TASK DIRECTIONS | The records underneath are to be repeated exactly, with the pictures left out.
════
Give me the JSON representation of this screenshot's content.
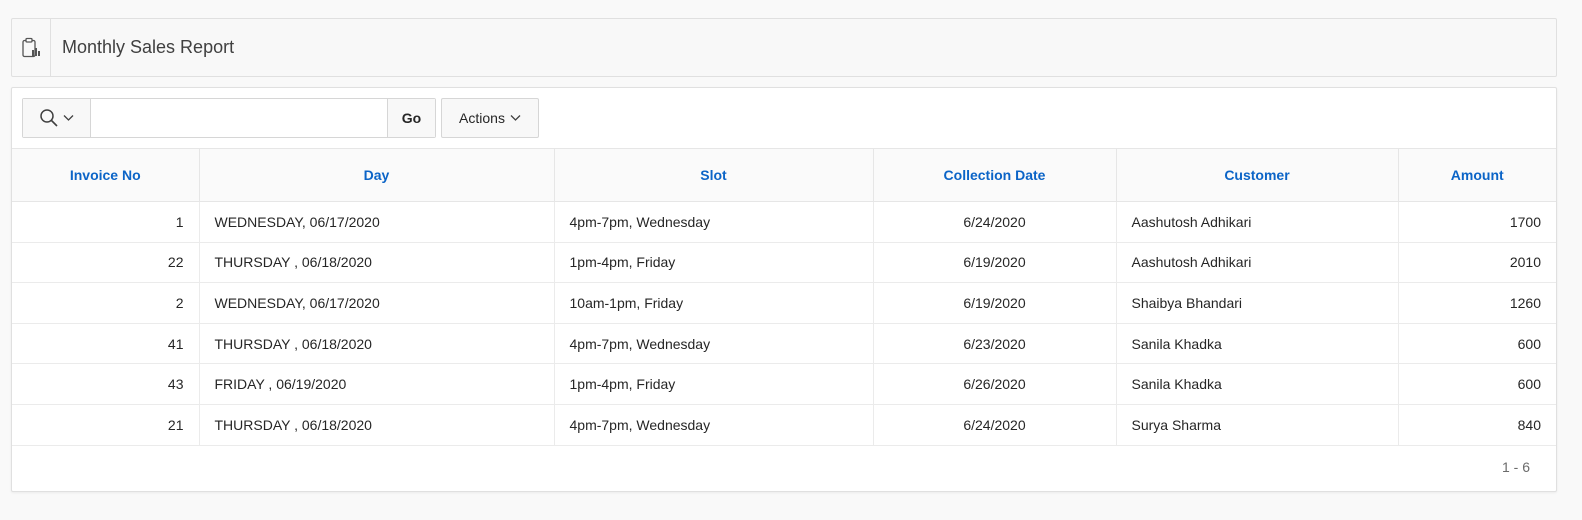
{
  "region": {
    "title": "Monthly Sales Report",
    "icon": "clipboard-chart-icon"
  },
  "toolbar": {
    "search_icon": "search-icon",
    "search_value": "",
    "go_label": "Go",
    "actions_label": "Actions"
  },
  "table": {
    "columns": [
      "Invoice No",
      "Day",
      "Slot",
      "Collection Date",
      "Customer",
      "Amount"
    ],
    "rows": [
      {
        "invoice": "1",
        "day": "WEDNESDAY, 06/17/2020",
        "slot": "4pm-7pm, Wednesday",
        "collection_date": "6/24/2020",
        "customer": "Aashutosh Adhikari",
        "amount": "1700"
      },
      {
        "invoice": "22",
        "day": "THURSDAY , 06/18/2020",
        "slot": "1pm-4pm, Friday",
        "collection_date": "6/19/2020",
        "customer": "Aashutosh Adhikari",
        "amount": "2010"
      },
      {
        "invoice": "2",
        "day": "WEDNESDAY, 06/17/2020",
        "slot": "10am-1pm, Friday",
        "collection_date": "6/19/2020",
        "customer": "Shaibya Bhandari",
        "amount": "1260"
      },
      {
        "invoice": "41",
        "day": "THURSDAY , 06/18/2020",
        "slot": "4pm-7pm, Wednesday",
        "collection_date": "6/23/2020",
        "customer": "Sanila Khadka",
        "amount": "600"
      },
      {
        "invoice": "43",
        "day": "FRIDAY , 06/19/2020",
        "slot": "1pm-4pm, Friday",
        "collection_date": "6/26/2020",
        "customer": "Sanila Khadka",
        "amount": "600"
      },
      {
        "invoice": "21",
        "day": "THURSDAY , 06/18/2020",
        "slot": "4pm-7pm, Wednesday",
        "collection_date": "6/24/2020",
        "customer": "Surya Sharma",
        "amount": "840"
      }
    ]
  },
  "pagination": "1 - 6",
  "colors": {
    "header_link": "#0b64c7",
    "border": "#e0e0e0"
  }
}
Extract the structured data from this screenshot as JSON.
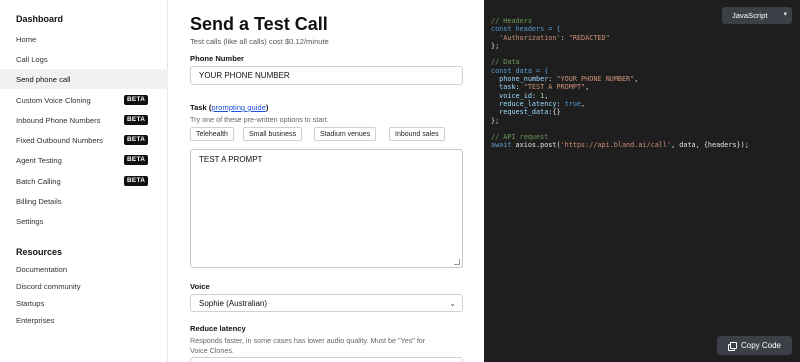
{
  "sidebar": {
    "dashboard_title": "Dashboard",
    "items": [
      {
        "label": "Home"
      },
      {
        "label": "Call Logs"
      },
      {
        "label": "Send phone call"
      },
      {
        "label": "Custom Voice Cloning",
        "badge": "BETA"
      },
      {
        "label": "Inbound Phone Numbers",
        "badge": "BETA"
      },
      {
        "label": "Fixed Outbound Numbers",
        "badge": "BETA"
      },
      {
        "label": "Agent Testing",
        "badge": "BETA"
      },
      {
        "label": "Batch Calling",
        "badge": "BETA"
      },
      {
        "label": "Billing Details"
      },
      {
        "label": "Settings"
      }
    ],
    "resources_title": "Resources",
    "resources": [
      {
        "label": "Documentation"
      },
      {
        "label": "Discord community"
      },
      {
        "label": "Startups"
      },
      {
        "label": "Enterprises"
      }
    ]
  },
  "main": {
    "title": "Send a Test Call",
    "subtitle": "Test calls (like all calls) cost $0.12/minute",
    "phone_label": "Phone Number",
    "phone_value": "YOUR PHONE NUMBER",
    "task_label": "Task (",
    "task_link": "prompting guide",
    "task_label_end": ")",
    "task_helper": "Try one of these pre-written options to start.",
    "chips": [
      "Telehealth",
      "Small business",
      "Stadium venues",
      "Inbound sales"
    ],
    "task_value": "TEST A PROMPT",
    "voice_label": "Voice",
    "voice_value": "Sophie (Australian)",
    "latency_label": "Reduce latency",
    "latency_help_1": "Responds faster, in some cases has lower audio quality. Must be \"Yes\" for",
    "latency_help_2": "Voice Clones."
  },
  "code": {
    "language": "JavaScript",
    "copy_label": "Copy Code",
    "lines": {
      "c1": "// Headers",
      "c2": "const headers = {",
      "c3a": "  'Authorization'",
      "c3b": ": ",
      "c3c": "\"REDACTED\"",
      "c4": "};",
      "c5": "// Data",
      "c6": "const data = {",
      "c7a": "  phone_number",
      "c7b": ": ",
      "c7c": "\"YOUR PHONE NUMBER\"",
      "c8a": "  task",
      "c8b": ": ",
      "c8c": "\"TEST A PROMPT\"",
      "c9a": "  voice_id",
      "c9b": ": ",
      "c9c": "1",
      "c10a": "  reduce_latency",
      "c10b": ": ",
      "c10c": "true",
      "c11a": "  request_data",
      "c11b": ":{}",
      "c12": "};",
      "c13": "// API request",
      "c14a": "await",
      "c14b": " axios.post(",
      "c14c": "'https://api.bland.ai/call'",
      "c14d": ", data, {headers});"
    }
  }
}
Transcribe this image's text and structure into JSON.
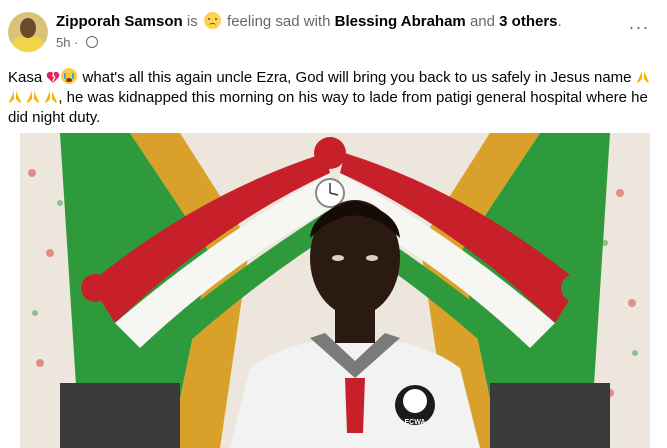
{
  "post": {
    "author": "Zipporah Samson",
    "is_text": "is",
    "feeling": "feeling sad with",
    "tagged": "Blessing Abraham",
    "and_text": "and",
    "others": "3 others",
    "period": ".",
    "time": "5h",
    "dot": "·",
    "audience_icon": "globe-icon",
    "more_icon": "more-options-icon",
    "more_label": "···",
    "body_1": "Kasa",
    "body_2": "what's all this again uncle Ezra, God will bring you back to us safely in Jesus name",
    "body_3": ", he was kidnapped this morning on his way to lade from patigi general hospital where he did night duty."
  },
  "photo": {
    "shirt_badge_text": "ECWA",
    "colors": {
      "green": "#2f9a3c",
      "red": "#c8202a",
      "gold": "#d9a12a",
      "white": "#f6f6f2"
    }
  }
}
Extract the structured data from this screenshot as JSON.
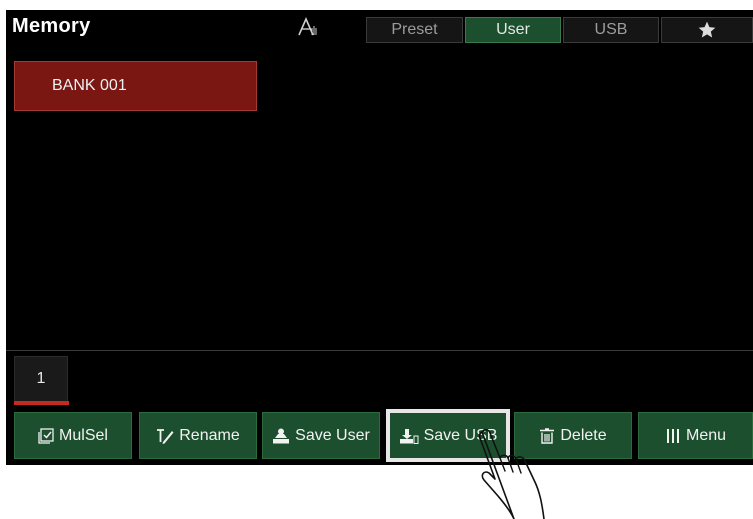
{
  "header": {
    "title": "Memory",
    "font_tool_icon": "font-settings-icon",
    "tabs": [
      {
        "label": "Preset",
        "active": false
      },
      {
        "label": "User",
        "active": true
      },
      {
        "label": "USB",
        "active": false
      }
    ],
    "favorites_icon": "star-icon"
  },
  "bank_list": {
    "items": [
      {
        "label": "BANK 001",
        "selected": true
      }
    ]
  },
  "pagination": {
    "pages": [
      "1"
    ],
    "current": "1"
  },
  "toolbar": {
    "mulsel_label": "MulSel",
    "rename_label": "Rename",
    "save_user_label": "Save User",
    "save_usb_label": "Save USB",
    "delete_label": "Delete",
    "menu_label": "Menu"
  },
  "colors": {
    "accent_green": "#1c4f2e",
    "selected_red": "#7a1712",
    "page_indicator": "#c62a1f"
  }
}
════
RESPONSE FOR THIS EXERCISE |
Give me the JSON representation of this screenshot's content.
{
  "region": {
    "title": "Monthly Sales Report",
    "icon": "clipboard-chart-icon"
  },
  "toolbar": {
    "search_icon": "search-icon",
    "search_value": "",
    "go_label": "Go",
    "actions_label": "Actions"
  },
  "table": {
    "columns": [
      "Invoice No",
      "Day",
      "Slot",
      "Collection Date",
      "Customer",
      "Amount"
    ],
    "rows": [
      {
        "invoice": "1",
        "day": "WEDNESDAY, 06/17/2020",
        "slot": "4pm-7pm, Wednesday",
        "collection_date": "6/24/2020",
        "customer": "Aashutosh Adhikari",
        "amount": "1700"
      },
      {
        "invoice": "22",
        "day": "THURSDAY , 06/18/2020",
        "slot": "1pm-4pm, Friday",
        "collection_date": "6/19/2020",
        "customer": "Aashutosh Adhikari",
        "amount": "2010"
      },
      {
        "invoice": "2",
        "day": "WEDNESDAY, 06/17/2020",
        "slot": "10am-1pm, Friday",
        "collection_date": "6/19/2020",
        "customer": "Shaibya Bhandari",
        "amount": "1260"
      },
      {
        "invoice": "41",
        "day": "THURSDAY , 06/18/2020",
        "slot": "4pm-7pm, Wednesday",
        "collection_date": "6/23/2020",
        "customer": "Sanila Khadka",
        "amount": "600"
      },
      {
        "invoice": "43",
        "day": "FRIDAY , 06/19/2020",
        "slot": "1pm-4pm, Friday",
        "collection_date": "6/26/2020",
        "customer": "Sanila Khadka",
        "amount": "600"
      },
      {
        "invoice": "21",
        "day": "THURSDAY , 06/18/2020",
        "slot": "4pm-7pm, Wednesday",
        "collection_date": "6/24/2020",
        "customer": "Surya Sharma",
        "amount": "840"
      }
    ]
  },
  "pagination": "1 - 6",
  "colors": {
    "header_link": "#0b64c7",
    "border": "#e0e0e0"
  }
}
Extract the structured data from this screenshot as JSON.
{
  "sidebar": {
    "dashboard_title": "Dashboard",
    "items": [
      {
        "label": "Home"
      },
      {
        "label": "Call Logs"
      },
      {
        "label": "Send phone call"
      },
      {
        "label": "Custom Voice Cloning",
        "badge": "BETA"
      },
      {
        "label": "Inbound Phone Numbers",
        "badge": "BETA"
      },
      {
        "label": "Fixed Outbound Numbers",
        "badge": "BETA"
      },
      {
        "label": "Agent Testing",
        "badge": "BETA"
      },
      {
        "label": "Batch Calling",
        "badge": "BETA"
      },
      {
        "label": "Billing Details"
      },
      {
        "label": "Settings"
      }
    ],
    "resources_title": "Resources",
    "resources": [
      {
        "label": "Documentation"
      },
      {
        "label": "Discord community"
      },
      {
        "label": "Startups"
      },
      {
        "label": "Enterprises"
      }
    ]
  },
  "main": {
    "title": "Send a Test Call",
    "subtitle": "Test calls (like all calls) cost $0.12/minute",
    "phone_label": "Phone Number",
    "phone_value": "YOUR PHONE NUMBER",
    "task_label": "Task (",
    "task_link": "prompting guide",
    "task_label_end": ")",
    "task_helper": "Try one of these pre-written options to start.",
    "chips": [
      "Telehealth",
      "Small business",
      "Stadium venues",
      "Inbound sales"
    ],
    "task_value": "TEST A PROMPT",
    "voice_label": "Voice",
    "voice_value": "Sophie (Australian)",
    "latency_label": "Reduce latency",
    "latency_help_1": "Responds faster, in some cases has lower audio quality. Must be \"Yes\" for",
    "latency_help_2": "Voice Clones."
  },
  "code": {
    "language": "JavaScript",
    "copy_label": "Copy Code",
    "lines": {
      "c1": "// Headers",
      "c2": "const headers = {",
      "c3a": "  'Authorization'",
      "c3b": ": ",
      "c3c": "\"REDACTED\"",
      "c4": "};",
      "c5": "// Data",
      "c6": "const data = {",
      "c7a": "  phone_number",
      "c7b": ": ",
      "c7c": "\"YOUR PHONE NUMBER\"",
      "c8a": "  task",
      "c8b": ": ",
      "c8c": "\"TEST A PROMPT\"",
      "c9a": "  voice_id",
      "c9b": ": ",
      "c9c": "1",
      "c10a": "  reduce_latency",
      "c10b": ": ",
      "c10c": "true",
      "c11a": "  request_data",
      "c11b": ":{}",
      "c12": "};",
      "c13": "// API request",
      "c14a": "await",
      "c14b": " axios.post(",
      "c14c": "'https://api.bland.ai/call'",
      "c14d": ", data, {headers});"
    }
  }
}
Transcribe this image's text and structure into JSON.
{
  "post": {
    "author": "Zipporah Samson",
    "is_text": "is",
    "feeling": "feeling sad with",
    "tagged": "Blessing Abraham",
    "and_text": "and",
    "others": "3 others",
    "period": ".",
    "time": "5h",
    "dot": "·",
    "audience_icon": "globe-icon",
    "more_icon": "more-options-icon",
    "more_label": "···",
    "body_1": "Kasa",
    "body_2": "what's all this again uncle Ezra, God will bring you back to us safely in Jesus name",
    "body_3": ", he was kidnapped this morning on his way to lade from patigi general hospital where he did night duty."
  },
  "photo": {
    "shirt_badge_text": "ECWA",
    "colors": {
      "green": "#2f9a3c",
      "red": "#c8202a",
      "gold": "#d9a12a",
      "white": "#f6f6f2"
    }
  }
}
Extract the structured data from this screenshot as JSON.
{
  "header": {
    "title": "Memory",
    "font_tool_icon": "font-settings-icon",
    "tabs": [
      {
        "label": "Preset",
        "active": false
      },
      {
        "label": "User",
        "active": true
      },
      {
        "label": "USB",
        "active": false
      }
    ],
    "favorites_icon": "star-icon"
  },
  "bank_list": {
    "items": [
      {
        "label": "BANK 001",
        "selected": true
      }
    ]
  },
  "pagination": {
    "pages": [
      "1"
    ],
    "current": "1"
  },
  "toolbar": {
    "mulsel_label": "MulSel",
    "rename_label": "Rename",
    "save_user_label": "Save User",
    "save_usb_label": "Save USB",
    "delete_label": "Delete",
    "menu_label": "Menu"
  },
  "colors": {
    "accent_green": "#1c4f2e",
    "selected_red": "#7a1712",
    "page_indicator": "#c62a1f"
  }
}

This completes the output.